Request
Each line should be copied exactly.

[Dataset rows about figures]
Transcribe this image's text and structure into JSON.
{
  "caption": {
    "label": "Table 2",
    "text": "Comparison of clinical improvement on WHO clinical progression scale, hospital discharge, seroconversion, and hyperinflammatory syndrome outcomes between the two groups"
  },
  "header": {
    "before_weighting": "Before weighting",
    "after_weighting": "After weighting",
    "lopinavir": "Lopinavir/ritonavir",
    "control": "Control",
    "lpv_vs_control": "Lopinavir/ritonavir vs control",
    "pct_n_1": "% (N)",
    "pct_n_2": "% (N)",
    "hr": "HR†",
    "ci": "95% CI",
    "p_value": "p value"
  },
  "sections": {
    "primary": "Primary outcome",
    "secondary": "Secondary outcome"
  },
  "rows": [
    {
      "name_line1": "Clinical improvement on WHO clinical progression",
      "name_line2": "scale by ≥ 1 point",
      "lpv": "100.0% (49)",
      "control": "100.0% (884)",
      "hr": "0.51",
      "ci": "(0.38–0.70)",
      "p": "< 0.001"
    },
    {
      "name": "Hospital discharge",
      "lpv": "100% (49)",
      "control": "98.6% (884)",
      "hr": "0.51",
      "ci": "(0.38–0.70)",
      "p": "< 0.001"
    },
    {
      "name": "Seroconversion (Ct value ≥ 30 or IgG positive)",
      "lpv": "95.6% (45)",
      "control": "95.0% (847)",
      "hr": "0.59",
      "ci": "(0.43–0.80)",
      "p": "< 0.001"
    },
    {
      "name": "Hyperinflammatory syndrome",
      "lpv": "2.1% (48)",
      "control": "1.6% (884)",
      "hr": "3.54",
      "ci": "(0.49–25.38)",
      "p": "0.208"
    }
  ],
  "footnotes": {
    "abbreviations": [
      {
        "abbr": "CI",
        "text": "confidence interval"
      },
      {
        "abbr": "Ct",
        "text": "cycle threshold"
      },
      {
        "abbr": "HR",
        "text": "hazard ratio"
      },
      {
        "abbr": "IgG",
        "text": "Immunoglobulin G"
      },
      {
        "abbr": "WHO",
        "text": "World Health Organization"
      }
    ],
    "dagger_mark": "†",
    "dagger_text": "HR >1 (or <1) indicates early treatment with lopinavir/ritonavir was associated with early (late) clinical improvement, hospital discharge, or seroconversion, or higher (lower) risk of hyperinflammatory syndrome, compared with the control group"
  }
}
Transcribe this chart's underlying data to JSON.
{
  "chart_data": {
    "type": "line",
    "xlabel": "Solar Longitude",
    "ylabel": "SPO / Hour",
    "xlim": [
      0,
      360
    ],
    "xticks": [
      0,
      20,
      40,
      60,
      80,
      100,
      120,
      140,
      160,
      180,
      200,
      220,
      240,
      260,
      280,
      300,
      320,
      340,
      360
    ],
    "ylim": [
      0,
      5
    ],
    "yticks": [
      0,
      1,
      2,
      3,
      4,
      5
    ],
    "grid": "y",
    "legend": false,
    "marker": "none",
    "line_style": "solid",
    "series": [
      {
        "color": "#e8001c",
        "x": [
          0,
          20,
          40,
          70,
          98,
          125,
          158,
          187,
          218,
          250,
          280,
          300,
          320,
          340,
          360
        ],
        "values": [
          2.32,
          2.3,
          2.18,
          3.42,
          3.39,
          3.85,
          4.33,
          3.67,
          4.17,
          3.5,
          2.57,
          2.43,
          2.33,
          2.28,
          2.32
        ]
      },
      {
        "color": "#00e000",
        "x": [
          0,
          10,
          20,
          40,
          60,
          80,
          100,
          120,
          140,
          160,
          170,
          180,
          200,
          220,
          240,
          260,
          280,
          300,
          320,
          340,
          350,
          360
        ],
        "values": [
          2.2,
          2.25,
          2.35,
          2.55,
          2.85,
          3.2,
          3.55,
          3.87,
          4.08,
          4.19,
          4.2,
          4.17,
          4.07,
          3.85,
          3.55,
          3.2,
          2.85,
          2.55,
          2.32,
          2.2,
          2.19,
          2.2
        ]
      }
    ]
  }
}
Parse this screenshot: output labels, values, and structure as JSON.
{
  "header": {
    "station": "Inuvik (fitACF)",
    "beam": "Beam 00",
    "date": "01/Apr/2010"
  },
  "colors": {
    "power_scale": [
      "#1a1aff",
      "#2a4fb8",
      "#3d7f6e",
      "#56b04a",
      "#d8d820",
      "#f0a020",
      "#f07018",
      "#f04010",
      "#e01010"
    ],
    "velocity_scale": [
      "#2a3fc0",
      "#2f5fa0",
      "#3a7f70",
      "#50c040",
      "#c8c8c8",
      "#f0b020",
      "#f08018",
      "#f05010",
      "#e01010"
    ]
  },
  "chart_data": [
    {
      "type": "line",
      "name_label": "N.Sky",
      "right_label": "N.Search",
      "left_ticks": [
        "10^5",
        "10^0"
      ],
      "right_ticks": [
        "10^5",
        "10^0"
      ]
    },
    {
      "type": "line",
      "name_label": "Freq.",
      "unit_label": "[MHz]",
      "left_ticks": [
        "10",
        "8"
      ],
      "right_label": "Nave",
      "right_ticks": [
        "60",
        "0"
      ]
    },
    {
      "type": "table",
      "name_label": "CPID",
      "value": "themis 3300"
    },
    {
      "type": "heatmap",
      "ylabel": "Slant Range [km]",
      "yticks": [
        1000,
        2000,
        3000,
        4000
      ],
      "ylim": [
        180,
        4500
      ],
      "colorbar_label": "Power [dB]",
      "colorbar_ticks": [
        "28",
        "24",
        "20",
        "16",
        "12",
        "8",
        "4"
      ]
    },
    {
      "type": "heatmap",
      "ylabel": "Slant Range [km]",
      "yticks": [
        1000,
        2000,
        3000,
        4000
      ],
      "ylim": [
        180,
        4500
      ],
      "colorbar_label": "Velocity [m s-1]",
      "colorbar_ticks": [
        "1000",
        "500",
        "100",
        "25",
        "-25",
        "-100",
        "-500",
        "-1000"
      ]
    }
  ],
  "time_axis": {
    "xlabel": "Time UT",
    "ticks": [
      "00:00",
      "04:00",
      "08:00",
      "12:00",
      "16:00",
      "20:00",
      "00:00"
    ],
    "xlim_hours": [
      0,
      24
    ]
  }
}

Task solution
Transcribe this image's text and structure into JSON.
{
  "caption": {
    "label": "Table 2",
    "text": "Comparison of clinical improvement on WHO clinical progression scale, hospital discharge, seroconversion, and hyperinflammatory syndrome outcomes between the two groups"
  },
  "header": {
    "before_weighting": "Before weighting",
    "after_weighting": "After weighting",
    "lopinavir": "Lopinavir/ritonavir",
    "control": "Control",
    "lpv_vs_control": "Lopinavir/ritonavir vs control",
    "pct_n_1": "% (N)",
    "pct_n_2": "% (N)",
    "hr": "HR†",
    "ci": "95% CI",
    "p_value": "p value"
  },
  "sections": {
    "primary": "Primary outcome",
    "secondary": "Secondary outcome"
  },
  "rows": [
    {
      "name_line1": "Clinical improvement on WHO clinical progression",
      "name_line2": "scale by ≥ 1 point",
      "lpv": "100.0% (49)",
      "control": "100.0% (884)",
      "hr": "0.51",
      "ci": "(0.38–0.70)",
      "p": "< 0.001"
    },
    {
      "name": "Hospital discharge",
      "lpv": "100% (49)",
      "control": "98.6% (884)",
      "hr": "0.51",
      "ci": "(0.38–0.70)",
      "p": "< 0.001"
    },
    {
      "name": "Seroconversion (Ct value ≥ 30 or IgG positive)",
      "lpv": "95.6% (45)",
      "control": "95.0% (847)",
      "hr": "0.59",
      "ci": "(0.43–0.80)",
      "p": "< 0.001"
    },
    {
      "name": "Hyperinflammatory syndrome",
      "lpv": "2.1% (48)",
      "control": "1.6% (884)",
      "hr": "3.54",
      "ci": "(0.49–25.38)",
      "p": "0.208"
    }
  ],
  "footnotes": {
    "abbreviations": [
      {
        "abbr": "CI",
        "text": "confidence interval"
      },
      {
        "abbr": "Ct",
        "text": "cycle threshold"
      },
      {
        "abbr": "HR",
        "text": "hazard ratio"
      },
      {
        "abbr": "IgG",
        "text": "Immunoglobulin G"
      },
      {
        "abbr": "WHO",
        "text": "World Health Organization"
      }
    ],
    "dagger_mark": "†",
    "dagger_text": "HR >1 (or <1) indicates early treatment with lopinavir/ritonavir was associated with early (late) clinical improvement, hospital discharge, or seroconversion, or higher (lower) risk of hyperinflammatory syndrome, compared with the control group"
  }
}
Transcribe this chart's underlying data to JSON.
{
  "chart_data": {
    "type": "line",
    "xlabel": "Solar Longitude",
    "ylabel": "SPO / Hour",
    "xlim": [
      0,
      360
    ],
    "xticks": [
      0,
      20,
      40,
      60,
      80,
      100,
      120,
      140,
      160,
      180,
      200,
      220,
      240,
      260,
      280,
      300,
      320,
      340,
      360
    ],
    "ylim": [
      0,
      5
    ],
    "yticks": [
      0,
      1,
      2,
      3,
      4,
      5
    ],
    "grid": "y",
    "legend": false,
    "marker": "none",
    "line_style": "solid",
    "series": [
      {
        "color": "#e8001c",
        "x": [
          0,
          20,
          40,
          70,
          98,
          125,
          158,
          187,
          218,
          250,
          280,
          300,
          320,
          340,
          360
        ],
        "values": [
          2.32,
          2.3,
          2.18,
          3.42,
          3.39,
          3.85,
          4.33,
          3.67,
          4.17,
          3.5,
          2.57,
          2.43,
          2.33,
          2.28,
          2.32
        ]
      },
      {
        "color": "#00e000",
        "x": [
          0,
          10,
          20,
          40,
          60,
          80,
          100,
          120,
          140,
          160,
          170,
          180,
          200,
          220,
          240,
          260,
          280,
          300,
          320,
          340,
          350,
          360
        ],
        "values": [
          2.2,
          2.25,
          2.35,
          2.55,
          2.85,
          3.2,
          3.55,
          3.87,
          4.08,
          4.19,
          4.2,
          4.17,
          4.07,
          3.85,
          3.55,
          3.2,
          2.85,
          2.55,
          2.32,
          2.2,
          2.19,
          2.2
        ]
      }
    ]
  }
}
Parse this screenshot: output labels, values, and structure as JSON.
{
  "header": {
    "station": "Inuvik (fitACF)",
    "beam": "Beam 00",
    "date": "01/Apr/2010"
  },
  "colors": {
    "power_scale": [
      "#1a1aff",
      "#2a4fb8",
      "#3d7f6e",
      "#56b04a",
      "#d8d820",
      "#f0a020",
      "#f07018",
      "#f04010",
      "#e01010"
    ],
    "velocity_scale": [
      "#2a3fc0",
      "#2f5fa0",
      "#3a7f70",
      "#50c040",
      "#c8c8c8",
      "#f0b020",
      "#f08018",
      "#f05010",
      "#e01010"
    ]
  },
  "chart_data": [
    {
      "type": "line",
      "name_label": "N.Sky",
      "right_label": "N.Search",
      "left_ticks": [
        "10^5",
        "10^0"
      ],
      "right_ticks": [
        "10^5",
        "10^0"
      ]
    },
    {
      "type": "line",
      "name_label": "Freq.",
      "unit_label": "[MHz]",
      "left_ticks": [
        "10",
        "8"
      ],
      "right_label": "Nave",
      "right_ticks": [
        "60",
        "0"
      ]
    },
    {
      "type": "table",
      "name_label": "CPID",
      "value": "themis 3300"
    },
    {
      "type": "heatmap",
      "ylabel": "Slant Range [km]",
      "yticks": [
        1000,
        2000,
        3000,
        4000
      ],
      "ylim": [
        180,
        4500
      ],
      "colorbar_label": "Power [dB]",
      "colorbar_ticks": [
        "28",
        "24",
        "20",
        "16",
        "12",
        "8",
        "4"
      ]
    },
    {
      "type": "heatmap",
      "ylabel": "Slant Range [km]",
      "yticks": [
        1000,
        2000,
        3000,
        4000
      ],
      "ylim": [
        180,
        4500
      ],
      "colorbar_label": "Velocity [m s-1]",
      "colorbar_ticks": [
        "1000",
        "500",
        "100",
        "25",
        "-25",
        "-100",
        "-500",
        "-1000"
      ]
    }
  ],
  "time_axis": {
    "xlabel": "Time UT",
    "ticks": [
      "00:00",
      "04:00",
      "08:00",
      "12:00",
      "16:00",
      "20:00",
      "00:00"
    ],
    "xlim_hours": [
      0,
      24
    ]
  }
}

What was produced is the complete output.